**Task instructions:** Retype the records below exactly as they appear.

•••••

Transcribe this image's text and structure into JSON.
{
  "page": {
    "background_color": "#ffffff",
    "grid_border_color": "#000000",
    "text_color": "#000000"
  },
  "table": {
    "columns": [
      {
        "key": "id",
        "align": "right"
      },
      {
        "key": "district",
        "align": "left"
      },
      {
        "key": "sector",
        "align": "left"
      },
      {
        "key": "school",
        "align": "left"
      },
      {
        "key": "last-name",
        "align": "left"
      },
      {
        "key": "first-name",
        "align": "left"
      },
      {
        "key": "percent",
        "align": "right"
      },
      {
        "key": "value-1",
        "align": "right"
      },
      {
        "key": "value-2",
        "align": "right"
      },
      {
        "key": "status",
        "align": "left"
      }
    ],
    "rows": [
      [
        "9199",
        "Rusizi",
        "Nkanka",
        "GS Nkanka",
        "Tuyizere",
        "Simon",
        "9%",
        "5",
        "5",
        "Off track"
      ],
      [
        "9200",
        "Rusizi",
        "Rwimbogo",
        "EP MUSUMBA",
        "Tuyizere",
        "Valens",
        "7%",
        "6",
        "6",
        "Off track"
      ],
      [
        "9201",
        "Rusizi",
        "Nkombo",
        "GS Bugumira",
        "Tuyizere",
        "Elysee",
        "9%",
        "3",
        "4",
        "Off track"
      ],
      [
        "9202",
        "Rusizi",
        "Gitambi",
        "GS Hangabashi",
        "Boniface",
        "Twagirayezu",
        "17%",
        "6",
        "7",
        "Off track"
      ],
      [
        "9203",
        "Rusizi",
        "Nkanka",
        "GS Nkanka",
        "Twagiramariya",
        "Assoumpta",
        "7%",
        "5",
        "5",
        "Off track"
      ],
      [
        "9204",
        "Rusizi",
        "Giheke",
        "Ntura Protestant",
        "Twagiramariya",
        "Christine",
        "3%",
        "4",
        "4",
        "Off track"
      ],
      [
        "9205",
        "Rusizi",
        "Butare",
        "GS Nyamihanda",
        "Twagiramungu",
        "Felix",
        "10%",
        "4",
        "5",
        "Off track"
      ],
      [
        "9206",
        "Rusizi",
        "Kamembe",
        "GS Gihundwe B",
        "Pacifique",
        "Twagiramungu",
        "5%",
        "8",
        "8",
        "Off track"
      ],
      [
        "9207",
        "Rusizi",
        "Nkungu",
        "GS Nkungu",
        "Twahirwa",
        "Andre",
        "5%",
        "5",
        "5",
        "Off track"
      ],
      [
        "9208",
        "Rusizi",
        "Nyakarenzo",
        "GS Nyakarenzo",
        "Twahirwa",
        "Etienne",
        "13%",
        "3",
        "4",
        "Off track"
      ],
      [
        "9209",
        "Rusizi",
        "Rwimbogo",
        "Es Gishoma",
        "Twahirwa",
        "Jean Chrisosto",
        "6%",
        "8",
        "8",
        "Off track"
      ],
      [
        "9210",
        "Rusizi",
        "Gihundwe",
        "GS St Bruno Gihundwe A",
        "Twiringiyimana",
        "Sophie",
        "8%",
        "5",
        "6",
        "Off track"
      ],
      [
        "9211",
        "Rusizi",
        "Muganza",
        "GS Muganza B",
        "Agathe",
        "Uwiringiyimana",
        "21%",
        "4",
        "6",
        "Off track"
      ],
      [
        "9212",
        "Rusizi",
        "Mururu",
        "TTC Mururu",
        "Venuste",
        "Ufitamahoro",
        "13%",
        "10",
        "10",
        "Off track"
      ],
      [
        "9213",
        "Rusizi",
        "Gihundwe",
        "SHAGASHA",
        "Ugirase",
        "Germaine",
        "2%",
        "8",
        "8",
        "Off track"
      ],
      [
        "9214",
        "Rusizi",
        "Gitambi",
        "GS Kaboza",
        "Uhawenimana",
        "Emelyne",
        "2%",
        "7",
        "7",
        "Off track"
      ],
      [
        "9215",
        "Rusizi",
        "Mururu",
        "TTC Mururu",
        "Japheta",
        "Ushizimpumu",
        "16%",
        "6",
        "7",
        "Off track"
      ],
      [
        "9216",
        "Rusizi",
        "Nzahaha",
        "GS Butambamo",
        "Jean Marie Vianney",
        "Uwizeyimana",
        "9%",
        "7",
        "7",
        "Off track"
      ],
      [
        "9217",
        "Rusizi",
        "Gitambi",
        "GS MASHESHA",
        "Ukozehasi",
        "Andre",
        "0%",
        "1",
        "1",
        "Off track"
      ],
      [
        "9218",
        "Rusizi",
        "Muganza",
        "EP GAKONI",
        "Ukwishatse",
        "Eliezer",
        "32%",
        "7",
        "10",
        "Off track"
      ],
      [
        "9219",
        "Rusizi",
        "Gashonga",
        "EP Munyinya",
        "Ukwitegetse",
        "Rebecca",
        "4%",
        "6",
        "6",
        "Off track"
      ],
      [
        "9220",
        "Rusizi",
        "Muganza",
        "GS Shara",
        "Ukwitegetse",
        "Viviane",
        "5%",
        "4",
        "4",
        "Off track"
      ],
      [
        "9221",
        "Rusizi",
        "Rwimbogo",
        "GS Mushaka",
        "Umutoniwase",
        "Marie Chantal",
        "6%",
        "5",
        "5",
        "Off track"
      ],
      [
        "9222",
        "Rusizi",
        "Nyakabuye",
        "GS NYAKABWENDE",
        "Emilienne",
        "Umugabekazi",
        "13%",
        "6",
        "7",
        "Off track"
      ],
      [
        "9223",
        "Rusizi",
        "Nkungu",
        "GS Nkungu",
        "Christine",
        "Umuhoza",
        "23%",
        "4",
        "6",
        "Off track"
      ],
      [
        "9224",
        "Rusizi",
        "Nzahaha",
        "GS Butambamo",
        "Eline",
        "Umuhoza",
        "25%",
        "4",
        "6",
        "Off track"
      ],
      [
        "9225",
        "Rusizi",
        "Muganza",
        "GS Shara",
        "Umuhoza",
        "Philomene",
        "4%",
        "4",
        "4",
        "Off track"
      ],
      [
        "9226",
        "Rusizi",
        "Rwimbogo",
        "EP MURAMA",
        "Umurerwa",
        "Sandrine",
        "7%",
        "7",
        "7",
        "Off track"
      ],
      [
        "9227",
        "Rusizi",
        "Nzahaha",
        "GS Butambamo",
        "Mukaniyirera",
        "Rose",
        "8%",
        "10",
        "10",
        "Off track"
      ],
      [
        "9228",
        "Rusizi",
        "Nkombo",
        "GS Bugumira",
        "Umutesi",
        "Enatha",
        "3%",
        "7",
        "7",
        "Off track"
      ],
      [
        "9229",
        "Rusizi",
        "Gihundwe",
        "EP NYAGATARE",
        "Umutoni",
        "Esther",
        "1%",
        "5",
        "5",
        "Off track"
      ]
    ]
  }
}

•••••

**Full output:**
Transcribe this image's text and structure into JSON.
{
  "page": {
    "background_color": "#ffffff",
    "grid_border_color": "#000000",
    "text_color": "#000000"
  },
  "table": {
    "columns": [
      {
        "key": "id",
        "align": "right"
      },
      {
        "key": "district",
        "align": "left"
      },
      {
        "key": "sector",
        "align": "left"
      },
      {
        "key": "school",
        "align": "left"
      },
      {
        "key": "last-name",
        "align": "left"
      },
      {
        "key": "first-name",
        "align": "left"
      },
      {
        "key": "percent",
        "align": "right"
      },
      {
        "key": "value-1",
        "align": "right"
      },
      {
        "key": "value-2",
        "align": "right"
      },
      {
        "key": "status",
        "align": "left"
      }
    ],
    "rows": [
      [
        "9199",
        "Rusizi",
        "Nkanka",
        "GS Nkanka",
        "Tuyizere",
        "Simon",
        "9%",
        "5",
        "5",
        "Off track"
      ],
      [
        "9200",
        "Rusizi",
        "Rwimbogo",
        "EP MUSUMBA",
        "Tuyizere",
        "Valens",
        "7%",
        "6",
        "6",
        "Off track"
      ],
      [
        "9201",
        "Rusizi",
        "Nkombo",
        "GS Bugumira",
        "Tuyizere",
        "Elysee",
        "9%",
        "3",
        "4",
        "Off track"
      ],
      [
        "9202",
        "Rusizi",
        "Gitambi",
        "GS Hangabashi",
        "Boniface",
        "Twagirayezu",
        "17%",
        "6",
        "7",
        "Off track"
      ],
      [
        "9203",
        "Rusizi",
        "Nkanka",
        "GS Nkanka",
        "Twagiramariya",
        "Assoumpta",
        "7%",
        "5",
        "5",
        "Off track"
      ],
      [
        "9204",
        "Rusizi",
        "Giheke",
        "Ntura Protestant",
        "Twagiramariya",
        "Christine",
        "3%",
        "4",
        "4",
        "Off track"
      ],
      [
        "9205",
        "Rusizi",
        "Butare",
        "GS Nyamihanda",
        "Twagiramungu",
        "Felix",
        "10%",
        "4",
        "5",
        "Off track"
      ],
      [
        "9206",
        "Rusizi",
        "Kamembe",
        "GS Gihundwe B",
        "Pacifique",
        "Twagiramungu",
        "5%",
        "8",
        "8",
        "Off track"
      ],
      [
        "9207",
        "Rusizi",
        "Nkungu",
        "GS Nkungu",
        "Twahirwa",
        "Andre",
        "5%",
        "5",
        "5",
        "Off track"
      ],
      [
        "9208",
        "Rusizi",
        "Nyakarenzo",
        "GS Nyakarenzo",
        "Twahirwa",
        "Etienne",
        "13%",
        "3",
        "4",
        "Off track"
      ],
      [
        "9209",
        "Rusizi",
        "Rwimbogo",
        "Es Gishoma",
        "Twahirwa",
        "Jean Chrisosto",
        "6%",
        "8",
        "8",
        "Off track"
      ],
      [
        "9210",
        "Rusizi",
        "Gihundwe",
        "GS St Bruno Gihundwe A",
        "Twiringiyimana",
        "Sophie",
        "8%",
        "5",
        "6",
        "Off track"
      ],
      [
        "9211",
        "Rusizi",
        "Muganza",
        "GS Muganza B",
        "Agathe",
        "Uwiringiyimana",
        "21%",
        "4",
        "6",
        "Off track"
      ],
      [
        "9212",
        "Rusizi",
        "Mururu",
        "TTC Mururu",
        "Venuste",
        "Ufitamahoro",
        "13%",
        "10",
        "10",
        "Off track"
      ],
      [
        "9213",
        "Rusizi",
        "Gihundwe",
        "SHAGASHA",
        "Ugirase",
        "Germaine",
        "2%",
        "8",
        "8",
        "Off track"
      ],
      [
        "9214",
        "Rusizi",
        "Gitambi",
        "GS Kaboza",
        "Uhawenimana",
        "Emelyne",
        "2%",
        "7",
        "7",
        "Off track"
      ],
      [
        "9215",
        "Rusizi",
        "Mururu",
        "TTC Mururu",
        "Japheta",
        "Ushizimpumu",
        "16%",
        "6",
        "7",
        "Off track"
      ],
      [
        "9216",
        "Rusizi",
        "Nzahaha",
        "GS Butambamo",
        "Jean Marie Vianney",
        "Uwizeyimana",
        "9%",
        "7",
        "7",
        "Off track"
      ],
      [
        "9217",
        "Rusizi",
        "Gitambi",
        "GS MASHESHA",
        "Ukozehasi",
        "Andre",
        "0%",
        "1",
        "1",
        "Off track"
      ],
      [
        "9218",
        "Rusizi",
        "Muganza",
        "EP GAKONI",
        "Ukwishatse",
        "Eliezer",
        "32%",
        "7",
        "10",
        "Off track"
      ],
      [
        "9219",
        "Rusizi",
        "Gashonga",
        "EP Munyinya",
        "Ukwitegetse",
        "Rebecca",
        "4%",
        "6",
        "6",
        "Off track"
      ],
      [
        "9220",
        "Rusizi",
        "Muganza",
        "GS Shara",
        "Ukwitegetse",
        "Viviane",
        "5%",
        "4",
        "4",
        "Off track"
      ],
      [
        "9221",
        "Rusizi",
        "Rwimbogo",
        "GS Mushaka",
        "Umutoniwase",
        "Marie Chantal",
        "6%",
        "5",
        "5",
        "Off track"
      ],
      [
        "9222",
        "Rusizi",
        "Nyakabuye",
        "GS NYAKABWENDE",
        "Emilienne",
        "Umugabekazi",
        "13%",
        "6",
        "7",
        "Off track"
      ],
      [
        "9223",
        "Rusizi",
        "Nkungu",
        "GS Nkungu",
        "Christine",
        "Umuhoza",
        "23%",
        "4",
        "6",
        "Off track"
      ],
      [
        "9224",
        "Rusizi",
        "Nzahaha",
        "GS Butambamo",
        "Eline",
        "Umuhoza",
        "25%",
        "4",
        "6",
        "Off track"
      ],
      [
        "9225",
        "Rusizi",
        "Muganza",
        "GS Shara",
        "Umuhoza",
        "Philomene",
        "4%",
        "4",
        "4",
        "Off track"
      ],
      [
        "9226",
        "Rusizi",
        "Rwimbogo",
        "EP MURAMA",
        "Umurerwa",
        "Sandrine",
        "7%",
        "7",
        "7",
        "Off track"
      ],
      [
        "9227",
        "Rusizi",
        "Nzahaha",
        "GS Butambamo",
        "Mukaniyirera",
        "Rose",
        "8%",
        "10",
        "10",
        "Off track"
      ],
      [
        "9228",
        "Rusizi",
        "Nkombo",
        "GS Bugumira",
        "Umutesi",
        "Enatha",
        "3%",
        "7",
        "7",
        "Off track"
      ],
      [
        "9229",
        "Rusizi",
        "Gihundwe",
        "EP NYAGATARE",
        "Umutoni",
        "Esther",
        "1%",
        "5",
        "5",
        "Off track"
      ]
    ]
  }
}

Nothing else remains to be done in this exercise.